■ Exercise objective:
Keep only the lines where "name" appears.

■ Data to use:
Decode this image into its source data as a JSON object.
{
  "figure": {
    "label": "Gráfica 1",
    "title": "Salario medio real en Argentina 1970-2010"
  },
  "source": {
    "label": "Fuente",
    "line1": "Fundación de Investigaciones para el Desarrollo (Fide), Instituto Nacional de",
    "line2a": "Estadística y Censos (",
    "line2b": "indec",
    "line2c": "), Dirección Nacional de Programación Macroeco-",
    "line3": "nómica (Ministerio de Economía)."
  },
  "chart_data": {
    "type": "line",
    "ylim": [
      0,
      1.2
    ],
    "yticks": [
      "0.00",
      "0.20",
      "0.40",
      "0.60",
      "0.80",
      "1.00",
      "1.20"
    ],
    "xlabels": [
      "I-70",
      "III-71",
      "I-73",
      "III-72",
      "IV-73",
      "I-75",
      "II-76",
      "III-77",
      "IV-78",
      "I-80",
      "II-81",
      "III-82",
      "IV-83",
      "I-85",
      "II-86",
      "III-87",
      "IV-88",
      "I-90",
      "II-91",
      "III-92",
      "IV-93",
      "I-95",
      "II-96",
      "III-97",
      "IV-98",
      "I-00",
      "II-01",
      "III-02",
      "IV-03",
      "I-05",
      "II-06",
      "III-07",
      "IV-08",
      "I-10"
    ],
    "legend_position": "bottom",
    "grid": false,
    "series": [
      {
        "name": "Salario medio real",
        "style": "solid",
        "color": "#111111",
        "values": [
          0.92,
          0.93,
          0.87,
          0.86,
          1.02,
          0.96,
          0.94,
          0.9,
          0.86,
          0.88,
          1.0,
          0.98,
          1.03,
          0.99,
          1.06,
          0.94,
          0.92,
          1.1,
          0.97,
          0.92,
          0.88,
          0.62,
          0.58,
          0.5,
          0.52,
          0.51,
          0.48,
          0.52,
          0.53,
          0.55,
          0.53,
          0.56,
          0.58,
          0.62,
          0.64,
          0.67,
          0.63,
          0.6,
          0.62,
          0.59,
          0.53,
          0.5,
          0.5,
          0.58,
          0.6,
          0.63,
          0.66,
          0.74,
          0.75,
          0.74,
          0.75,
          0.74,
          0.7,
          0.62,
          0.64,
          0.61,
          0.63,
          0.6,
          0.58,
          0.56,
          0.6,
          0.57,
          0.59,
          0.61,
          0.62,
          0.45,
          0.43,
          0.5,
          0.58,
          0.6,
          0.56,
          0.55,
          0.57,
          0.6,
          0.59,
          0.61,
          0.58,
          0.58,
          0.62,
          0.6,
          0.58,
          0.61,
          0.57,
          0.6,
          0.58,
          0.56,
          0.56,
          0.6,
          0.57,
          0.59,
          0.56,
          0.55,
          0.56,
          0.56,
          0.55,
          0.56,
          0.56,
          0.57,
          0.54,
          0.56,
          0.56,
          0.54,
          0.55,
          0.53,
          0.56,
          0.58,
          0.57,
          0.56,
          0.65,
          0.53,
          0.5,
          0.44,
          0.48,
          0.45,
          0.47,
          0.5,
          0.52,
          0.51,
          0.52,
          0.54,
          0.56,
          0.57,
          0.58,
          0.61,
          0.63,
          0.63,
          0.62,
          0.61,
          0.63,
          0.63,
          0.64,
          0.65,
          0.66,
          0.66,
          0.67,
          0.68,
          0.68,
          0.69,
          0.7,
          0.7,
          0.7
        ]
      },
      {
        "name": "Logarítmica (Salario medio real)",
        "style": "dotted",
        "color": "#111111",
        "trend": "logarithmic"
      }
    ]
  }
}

■ Task answer:
        "name": "Salario medio real",
        "name": "Logarítmica (Salario medio real)",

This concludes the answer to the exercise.